» **Questions on the material**:
a – Copy the passage of the post on career choices from "I am a mother" to "on my knee." word for word.
b – Write the next part of the post weighing career options after motherhood, picking up after its final sentence.

### Selected extract ###

Feb 01, 2006 13:13
I have been considering various career choices -please tell me what you think gentle readers.
Option A)
I am a mother now - so that is it, my professional life is over. I never will work outside the house again. I will stay at home and look after kiddies and kiddies and more kiddies for ever and ever until I die as a great matriarch, silver haired great grandma Fitzgerald Weeks, knitting booties and bouncing yet another descendant on my knee.
Option B)
I take at least six months off work possibly a year or longer. By the time the youngest is at school I will be working at least part-time. I start planning a suitable well-paid career now recognising that people are staying in the workforce longer and longer. I don't think it is good enough for a married mother to say "My husband is a professional so I'm okay Jack; I don't need a long-term career plan." As well as being very 1950s-ish, and a betrayal of my upbringing with a feminist mother and a very academic Loretto high school education, nothing is definite in life. It's terrible to think but that proverbial bus or other calamity could always collect my darling Allen at any time, and I would still have a family to support.

### Material supplied ###

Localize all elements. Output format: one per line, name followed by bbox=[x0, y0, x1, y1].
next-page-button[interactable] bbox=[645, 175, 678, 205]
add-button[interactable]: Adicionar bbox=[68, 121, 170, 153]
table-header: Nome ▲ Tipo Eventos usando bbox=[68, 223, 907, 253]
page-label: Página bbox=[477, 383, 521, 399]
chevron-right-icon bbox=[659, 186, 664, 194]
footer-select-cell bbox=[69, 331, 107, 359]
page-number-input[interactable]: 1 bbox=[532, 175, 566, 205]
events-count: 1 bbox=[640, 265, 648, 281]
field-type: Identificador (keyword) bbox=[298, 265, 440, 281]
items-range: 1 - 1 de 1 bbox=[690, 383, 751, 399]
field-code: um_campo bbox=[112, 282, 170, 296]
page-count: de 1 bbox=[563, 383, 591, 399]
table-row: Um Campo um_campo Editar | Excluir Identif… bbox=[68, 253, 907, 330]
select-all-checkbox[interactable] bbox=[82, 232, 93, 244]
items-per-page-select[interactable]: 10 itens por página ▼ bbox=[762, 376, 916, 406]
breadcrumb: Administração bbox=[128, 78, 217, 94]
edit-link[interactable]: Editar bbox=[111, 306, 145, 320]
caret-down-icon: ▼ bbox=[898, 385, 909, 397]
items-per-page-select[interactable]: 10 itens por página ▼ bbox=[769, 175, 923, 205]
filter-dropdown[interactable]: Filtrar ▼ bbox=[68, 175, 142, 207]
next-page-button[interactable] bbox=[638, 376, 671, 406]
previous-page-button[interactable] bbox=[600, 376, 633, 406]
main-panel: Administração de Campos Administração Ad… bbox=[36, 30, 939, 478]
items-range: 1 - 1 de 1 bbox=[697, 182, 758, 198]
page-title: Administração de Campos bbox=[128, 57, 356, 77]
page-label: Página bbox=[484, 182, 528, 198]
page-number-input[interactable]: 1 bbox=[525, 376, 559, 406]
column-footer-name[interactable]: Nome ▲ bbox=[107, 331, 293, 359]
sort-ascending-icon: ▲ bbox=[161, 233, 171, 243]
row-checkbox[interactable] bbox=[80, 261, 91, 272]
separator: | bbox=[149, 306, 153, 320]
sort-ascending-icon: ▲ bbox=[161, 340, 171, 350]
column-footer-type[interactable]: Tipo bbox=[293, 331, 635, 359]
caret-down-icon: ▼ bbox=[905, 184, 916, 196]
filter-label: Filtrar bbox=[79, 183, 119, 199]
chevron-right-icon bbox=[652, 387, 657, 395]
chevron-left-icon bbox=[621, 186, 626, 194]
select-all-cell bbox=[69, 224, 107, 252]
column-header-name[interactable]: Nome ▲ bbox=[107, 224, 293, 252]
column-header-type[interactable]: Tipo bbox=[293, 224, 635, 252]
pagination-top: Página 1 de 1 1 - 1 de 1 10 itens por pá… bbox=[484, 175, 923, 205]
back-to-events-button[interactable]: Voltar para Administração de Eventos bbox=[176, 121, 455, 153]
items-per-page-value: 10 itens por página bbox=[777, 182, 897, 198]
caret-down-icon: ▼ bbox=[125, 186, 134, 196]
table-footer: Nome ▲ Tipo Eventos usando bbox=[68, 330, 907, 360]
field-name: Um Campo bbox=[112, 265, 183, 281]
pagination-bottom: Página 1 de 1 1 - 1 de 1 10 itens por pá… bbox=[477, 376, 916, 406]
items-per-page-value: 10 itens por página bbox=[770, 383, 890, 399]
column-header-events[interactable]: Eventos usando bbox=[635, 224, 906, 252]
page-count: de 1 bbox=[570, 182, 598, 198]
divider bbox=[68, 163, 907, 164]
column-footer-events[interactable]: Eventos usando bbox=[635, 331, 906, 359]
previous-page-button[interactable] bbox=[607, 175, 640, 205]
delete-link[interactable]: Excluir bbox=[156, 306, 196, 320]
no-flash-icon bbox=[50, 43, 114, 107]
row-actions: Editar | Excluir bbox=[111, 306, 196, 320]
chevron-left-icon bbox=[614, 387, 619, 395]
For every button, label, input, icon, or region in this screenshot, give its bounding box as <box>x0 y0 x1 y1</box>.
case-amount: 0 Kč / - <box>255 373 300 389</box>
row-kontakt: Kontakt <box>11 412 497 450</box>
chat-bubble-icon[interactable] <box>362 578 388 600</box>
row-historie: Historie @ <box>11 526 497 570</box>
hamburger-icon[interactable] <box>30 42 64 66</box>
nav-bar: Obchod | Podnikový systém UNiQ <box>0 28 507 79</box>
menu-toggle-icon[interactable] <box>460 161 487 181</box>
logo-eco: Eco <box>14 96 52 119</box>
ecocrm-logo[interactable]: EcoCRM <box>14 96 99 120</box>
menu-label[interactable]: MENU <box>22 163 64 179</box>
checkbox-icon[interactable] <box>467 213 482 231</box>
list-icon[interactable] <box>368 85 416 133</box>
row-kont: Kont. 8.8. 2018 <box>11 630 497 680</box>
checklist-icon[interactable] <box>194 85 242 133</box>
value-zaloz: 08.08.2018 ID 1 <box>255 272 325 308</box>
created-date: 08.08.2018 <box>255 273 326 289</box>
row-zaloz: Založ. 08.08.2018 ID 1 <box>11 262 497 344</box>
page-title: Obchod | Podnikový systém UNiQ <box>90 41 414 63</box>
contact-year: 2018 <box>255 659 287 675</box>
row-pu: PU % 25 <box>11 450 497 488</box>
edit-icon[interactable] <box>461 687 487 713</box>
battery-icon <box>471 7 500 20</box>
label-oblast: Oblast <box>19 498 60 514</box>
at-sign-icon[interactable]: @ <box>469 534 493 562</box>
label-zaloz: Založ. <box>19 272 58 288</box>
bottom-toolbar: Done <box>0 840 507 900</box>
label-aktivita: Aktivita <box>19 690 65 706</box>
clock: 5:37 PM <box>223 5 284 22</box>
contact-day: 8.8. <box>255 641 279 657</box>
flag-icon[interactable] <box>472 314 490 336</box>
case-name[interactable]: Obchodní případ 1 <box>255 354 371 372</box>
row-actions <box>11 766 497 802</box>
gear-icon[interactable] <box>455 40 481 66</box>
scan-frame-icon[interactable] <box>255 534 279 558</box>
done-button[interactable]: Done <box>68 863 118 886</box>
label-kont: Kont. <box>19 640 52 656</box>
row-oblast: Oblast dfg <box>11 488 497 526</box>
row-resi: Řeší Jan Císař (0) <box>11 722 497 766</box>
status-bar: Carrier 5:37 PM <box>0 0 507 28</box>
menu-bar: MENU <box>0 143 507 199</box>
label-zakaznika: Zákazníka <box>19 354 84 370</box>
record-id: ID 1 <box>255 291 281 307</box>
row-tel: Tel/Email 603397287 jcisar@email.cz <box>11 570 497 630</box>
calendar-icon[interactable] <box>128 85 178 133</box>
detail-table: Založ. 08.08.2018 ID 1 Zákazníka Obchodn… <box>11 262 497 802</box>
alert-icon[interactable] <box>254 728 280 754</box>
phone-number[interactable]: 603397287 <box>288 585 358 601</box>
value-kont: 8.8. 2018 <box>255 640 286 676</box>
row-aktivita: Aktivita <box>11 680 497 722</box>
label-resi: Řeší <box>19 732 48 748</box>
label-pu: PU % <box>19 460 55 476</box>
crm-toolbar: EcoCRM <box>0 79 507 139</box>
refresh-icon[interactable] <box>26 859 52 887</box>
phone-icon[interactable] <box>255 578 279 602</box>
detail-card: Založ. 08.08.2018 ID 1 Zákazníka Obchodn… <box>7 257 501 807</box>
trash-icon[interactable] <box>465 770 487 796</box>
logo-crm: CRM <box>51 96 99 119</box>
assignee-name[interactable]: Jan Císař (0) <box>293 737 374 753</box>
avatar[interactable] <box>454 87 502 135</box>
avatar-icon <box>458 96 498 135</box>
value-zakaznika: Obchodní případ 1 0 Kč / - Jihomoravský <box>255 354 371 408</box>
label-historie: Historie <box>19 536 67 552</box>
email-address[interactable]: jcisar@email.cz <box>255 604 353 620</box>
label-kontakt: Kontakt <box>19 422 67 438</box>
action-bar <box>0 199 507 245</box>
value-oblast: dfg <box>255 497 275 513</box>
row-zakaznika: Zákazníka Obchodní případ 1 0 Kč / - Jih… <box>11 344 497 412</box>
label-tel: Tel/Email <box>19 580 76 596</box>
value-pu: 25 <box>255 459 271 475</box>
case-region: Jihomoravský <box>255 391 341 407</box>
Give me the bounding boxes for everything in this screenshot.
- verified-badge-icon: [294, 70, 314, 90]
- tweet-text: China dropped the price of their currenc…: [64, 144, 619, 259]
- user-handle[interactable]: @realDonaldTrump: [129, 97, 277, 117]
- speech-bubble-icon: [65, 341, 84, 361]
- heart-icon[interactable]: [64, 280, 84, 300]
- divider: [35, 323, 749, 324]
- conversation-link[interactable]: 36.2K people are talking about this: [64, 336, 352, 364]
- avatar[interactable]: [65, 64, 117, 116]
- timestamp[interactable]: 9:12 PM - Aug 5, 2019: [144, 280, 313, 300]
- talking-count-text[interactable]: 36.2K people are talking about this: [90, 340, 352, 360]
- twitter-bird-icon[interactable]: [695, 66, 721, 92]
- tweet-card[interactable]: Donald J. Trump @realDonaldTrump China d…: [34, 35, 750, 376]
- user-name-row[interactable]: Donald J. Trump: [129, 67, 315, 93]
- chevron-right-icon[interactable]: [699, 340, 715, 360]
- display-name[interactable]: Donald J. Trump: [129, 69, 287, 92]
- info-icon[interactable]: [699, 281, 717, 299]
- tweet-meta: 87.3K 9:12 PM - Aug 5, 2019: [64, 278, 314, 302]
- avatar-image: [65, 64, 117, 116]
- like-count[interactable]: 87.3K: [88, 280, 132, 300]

###

» **Answers for the tasks**:
a –
I am a mother now - so that is it, my professional life is over. I never will work outside the house again. I will stay at home and look after kiddies and kiddies and more kiddies for ever and ever until I die as a great matriarch, silver haired great grandma Fitzgerald Weeks, knitting booties and bouncing yet another descendant on my knee.

b –
Option B1: I stay within the hospital system, and upgrade my TAFE teaching qualification now. I get my certificate three in health and eventually teach this qualification one-on-one to other hospital staff. (Pay: so-so)
Option B2: I stay within the hospital system and work as a ward clerk or receptionist for ever and ever. (Hey some people do you know). I could even be a receptionist at other hospitals - wow. (Pay: crap - stays that way)
Option B3: I get a job as a patient representative and help people solve their problems. (Pay: crap - stays that way)
Option B4: I look for a totally different career that suits my abilities and many talents. Latest thoughts, maybe a public relations career. It involves writing and talking and communicating and all the other things that I love to do. (Pay: starts off crap, can become really high)
Option B5: I try and find work as an English teacher in an English-language school. (Pay: crap-stays that way)
Option B6: I go and get my DipEd like everybody else has done in to take my chances in the very very fickle teaching market. (Pay: starts off reasonable - doesn't get much higher)
Option C)
The same as all the B options above but I put Bobby in to long day care straight away and play superwoman like to doctors do.
eg. Finding work as a patient representative now and taking almost no time off to look after Bobby would be option C3.
Any thoughts people?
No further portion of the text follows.